Stored data entries:
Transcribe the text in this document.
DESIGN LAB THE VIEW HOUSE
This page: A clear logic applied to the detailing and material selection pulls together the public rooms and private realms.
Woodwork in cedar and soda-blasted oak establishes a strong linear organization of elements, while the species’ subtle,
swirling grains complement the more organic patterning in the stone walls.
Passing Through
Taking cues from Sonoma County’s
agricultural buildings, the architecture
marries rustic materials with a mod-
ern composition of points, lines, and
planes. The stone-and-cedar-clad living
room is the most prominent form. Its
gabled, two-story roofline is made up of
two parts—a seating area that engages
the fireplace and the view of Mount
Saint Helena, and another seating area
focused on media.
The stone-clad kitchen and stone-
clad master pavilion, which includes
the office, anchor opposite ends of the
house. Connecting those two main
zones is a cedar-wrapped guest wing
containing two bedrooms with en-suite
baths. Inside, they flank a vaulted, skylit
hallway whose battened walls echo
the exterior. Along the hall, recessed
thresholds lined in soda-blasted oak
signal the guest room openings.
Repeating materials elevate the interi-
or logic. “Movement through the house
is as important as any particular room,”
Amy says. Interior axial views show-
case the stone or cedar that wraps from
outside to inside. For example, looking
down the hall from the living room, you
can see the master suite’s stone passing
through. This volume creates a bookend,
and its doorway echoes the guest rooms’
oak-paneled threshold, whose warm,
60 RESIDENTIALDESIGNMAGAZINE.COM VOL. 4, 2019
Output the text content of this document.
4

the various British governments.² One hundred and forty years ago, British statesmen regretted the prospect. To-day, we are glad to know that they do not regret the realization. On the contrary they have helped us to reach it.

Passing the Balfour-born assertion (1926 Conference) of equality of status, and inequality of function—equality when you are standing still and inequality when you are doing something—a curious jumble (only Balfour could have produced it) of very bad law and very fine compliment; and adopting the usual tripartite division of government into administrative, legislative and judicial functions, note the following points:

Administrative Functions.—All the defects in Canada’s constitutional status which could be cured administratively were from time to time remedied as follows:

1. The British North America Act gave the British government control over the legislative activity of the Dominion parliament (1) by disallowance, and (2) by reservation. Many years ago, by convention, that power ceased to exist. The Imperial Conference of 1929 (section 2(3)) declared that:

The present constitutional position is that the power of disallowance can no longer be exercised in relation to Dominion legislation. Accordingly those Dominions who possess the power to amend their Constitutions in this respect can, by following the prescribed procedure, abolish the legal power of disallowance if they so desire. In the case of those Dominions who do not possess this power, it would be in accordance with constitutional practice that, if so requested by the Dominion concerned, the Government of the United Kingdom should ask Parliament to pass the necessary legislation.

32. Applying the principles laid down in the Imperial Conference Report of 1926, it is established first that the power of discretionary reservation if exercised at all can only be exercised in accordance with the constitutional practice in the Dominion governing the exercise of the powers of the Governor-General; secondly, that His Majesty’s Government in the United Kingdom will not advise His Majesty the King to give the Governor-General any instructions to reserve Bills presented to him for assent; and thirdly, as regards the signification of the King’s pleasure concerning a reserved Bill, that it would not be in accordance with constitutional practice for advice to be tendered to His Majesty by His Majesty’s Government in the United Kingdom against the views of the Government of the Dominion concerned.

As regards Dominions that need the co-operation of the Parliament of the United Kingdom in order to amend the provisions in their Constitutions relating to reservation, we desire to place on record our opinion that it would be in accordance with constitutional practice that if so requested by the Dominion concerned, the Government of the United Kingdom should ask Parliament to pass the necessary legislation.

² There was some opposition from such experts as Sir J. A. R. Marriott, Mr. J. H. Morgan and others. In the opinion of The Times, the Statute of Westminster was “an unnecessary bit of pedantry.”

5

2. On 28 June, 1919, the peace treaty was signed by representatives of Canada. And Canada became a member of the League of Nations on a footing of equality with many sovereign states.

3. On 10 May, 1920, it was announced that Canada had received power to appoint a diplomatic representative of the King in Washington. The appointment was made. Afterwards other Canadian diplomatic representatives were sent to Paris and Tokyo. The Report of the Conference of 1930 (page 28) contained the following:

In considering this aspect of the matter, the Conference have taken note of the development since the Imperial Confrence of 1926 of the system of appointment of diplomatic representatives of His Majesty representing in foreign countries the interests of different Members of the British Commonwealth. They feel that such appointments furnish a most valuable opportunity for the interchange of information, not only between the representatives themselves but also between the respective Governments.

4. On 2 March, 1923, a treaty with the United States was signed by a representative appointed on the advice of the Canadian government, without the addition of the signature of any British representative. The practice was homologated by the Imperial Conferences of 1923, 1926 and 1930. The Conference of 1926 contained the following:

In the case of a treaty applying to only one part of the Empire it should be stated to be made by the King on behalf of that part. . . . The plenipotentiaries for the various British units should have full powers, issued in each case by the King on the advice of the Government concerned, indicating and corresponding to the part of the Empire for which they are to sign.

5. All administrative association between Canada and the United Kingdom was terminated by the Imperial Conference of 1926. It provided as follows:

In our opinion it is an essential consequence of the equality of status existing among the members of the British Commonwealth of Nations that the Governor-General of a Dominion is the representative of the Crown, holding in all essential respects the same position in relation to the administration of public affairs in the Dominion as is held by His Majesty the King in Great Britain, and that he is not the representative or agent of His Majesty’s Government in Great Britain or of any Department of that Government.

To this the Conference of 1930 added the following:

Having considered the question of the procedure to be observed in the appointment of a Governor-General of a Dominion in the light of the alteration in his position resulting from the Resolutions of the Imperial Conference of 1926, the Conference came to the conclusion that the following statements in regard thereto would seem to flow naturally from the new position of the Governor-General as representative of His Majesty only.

* [Objective] Set every line of the listing down word for word.

* [Worked solution]
Transcribe the text in this document.
DESIGN LAB THE VIEW HOUSE
This page: A clear logic applied to the detailing and material selection pulls together the public rooms and private realms.
Woodwork in cedar and soda-blasted oak establishes a strong linear organization of elements, while the species’ subtle,
swirling grains complement the more organic patterning in the stone walls.
Passing Through
Taking cues from Sonoma County’s
agricultural buildings, the architecture
marries rustic materials with a mod-
ern composition of points, lines, and
planes. The stone-and-cedar-clad living
room is the most prominent form. Its
gabled, two-story roofline is made up of
two parts—a seating area that engages
the fireplace and the view of Mount
Saint Helena, and another seating area
focused on media.
The stone-clad kitchen and stone-
clad master pavilion, which includes
the office, anchor opposite ends of the
house. Connecting those two main
zones is a cedar-wrapped guest wing
containing two bedrooms with en-suite
baths. Inside, they flank a vaulted, skylit
hallway whose battened walls echo
the exterior. Along the hall, recessed
thresholds lined in soda-blasted oak
signal the guest room openings.
Repeating materials elevate the interi-
or logic. “Movement through the house
is as important as any particular room,”
Amy says. Interior axial views show-
case the stone or cedar that wraps from
outside to inside. For example, looking
down the hall from the living room, you
can see the master suite’s stone passing
through. This volume creates a bookend,
and its doorway echoes the guest rooms’
oak-paneled threshold, whose warm,
60 RESIDENTIALDESIGNMAGAZINE.COM VOL. 4, 2019
Output the text content of this document.
4

the various British governments.² One hundred and forty years ago, British statesmen regretted the prospect. To-day, we are glad to know that they do not regret the realization. On the contrary they have helped us to reach it.

Passing the Balfour-born assertion (1926 Conference) of equality of status, and inequality of function—equality when you are standing still and inequality when you are doing something—a curious jumble (only Balfour could have produced it) of very bad law and very fine compliment; and adopting the usual tripartite division of government into administrative, legislative and judicial functions, note the following points:

Administrative Functions.—All the defects in Canada’s constitutional status which could be cured administratively were from time to time remedied as follows:

1. The British North America Act gave the British government control over the legislative activity of the Dominion parliament (1) by disallowance, and (2) by reservation. Many years ago, by convention, that power ceased to exist. The Imperial Conference of 1929 (section 2(3)) declared that:

The present constitutional position is that the power of disallowance can no longer be exercised in relation to Dominion legislation. Accordingly those Dominions who possess the power to amend their Constitutions in this respect can, by following the prescribed procedure, abolish the legal power of disallowance if they so desire. In the case of those Dominions who do not possess this power, it would be in accordance with constitutional practice that, if so requested by the Dominion concerned, the Government of the United Kingdom should ask Parliament to pass the necessary legislation.

32. Applying the principles laid down in the Imperial Conference Report of 1926, it is established first that the power of discretionary reservation if exercised at all can only be exercised in accordance with the constitutional practice in the Dominion governing the exercise of the powers of the Governor-General; secondly, that His Majesty’s Government in the United Kingdom will not advise His Majesty the King to give the Governor-General any instructions to reserve Bills presented to him for assent; and thirdly, as regards the signification of the King’s pleasure concerning a reserved Bill, that it would not be in accordance with constitutional practice for advice to be tendered to His Majesty by His Majesty’s Government in the United Kingdom against the views of the Government of the Dominion concerned.

As regards Dominions that need the co-operation of the Parliament of the United Kingdom in order to amend the provisions in their Constitutions relating to reservation, we desire to place on record our opinion that it would be in accordance with constitutional practice that if so requested by the Dominion concerned, the Government of the United Kingdom should ask Parliament to pass the necessary legislation.

² There was some opposition from such experts as Sir J. A. R. Marriott, Mr. J. H. Morgan and others. In the opinion of The Times, the Statute of Westminster was “an unnecessary bit of pedantry.”

5

2. On 28 June, 1919, the peace treaty was signed by representatives of Canada. And Canada became a member of the League of Nations on a footing of equality with many sovereign states.

3. On 10 May, 1920, it was announced that Canada had received power to appoint a diplomatic representative of the King in Washington. The appointment was made. Afterwards other Canadian diplomatic representatives were sent to Paris and Tokyo. The Report of the Conference of 1930 (page 28) contained the following:

In considering this aspect of the matter, the Conference have taken note of the development since the Imperial Confrence of 1926 of the system of appointment of diplomatic representatives of His Majesty representing in foreign countries the interests of different Members of the British Commonwealth. They feel that such appointments furnish a most valuable opportunity for the interchange of information, not only between the representatives themselves but also between the respective Governments.

4. On 2 March, 1923, a treaty with the United States was signed by a representative appointed on the advice of the Canadian government, without the addition of the signature of any British representative. The practice was homologated by the Imperial Conferences of 1923, 1926 and 1930. The Conference of 1926 contained the following:

In the case of a treaty applying to only one part of the Empire it should be stated to be made by the King on behalf of that part. . . . The plenipotentiaries for the various British units should have full powers, issued in each case by the King on the advice of the Government concerned, indicating and corresponding to the part of the Empire for which they are to sign.

5. All administrative association between Canada and the United Kingdom was terminated by the Imperial Conference of 1926. It provided as follows:

In our opinion it is an essential consequence of the equality of status existing among the members of the British Commonwealth of Nations that the Governor-General of a Dominion is the representative of the Crown, holding in all essential respects the same position in relation to the administration of public affairs in the Dominion as is held by His Majesty the King in Great Britain, and that he is not the representative or agent of His Majesty’s Government in Great Britain or of any Department of that Government.

To this the Conference of 1930 added the following:

Having considered the question of the procedure to be observed in the appointment of a Governor-General of a Dominion in the light of the alteration in his position resulting from the Resolutions of the Imperial Conference of 1926, the Conference came to the conclusion that the following statements in regard thereto would seem to flow naturally from the new position of the Governor-General as representative of His Majesty only.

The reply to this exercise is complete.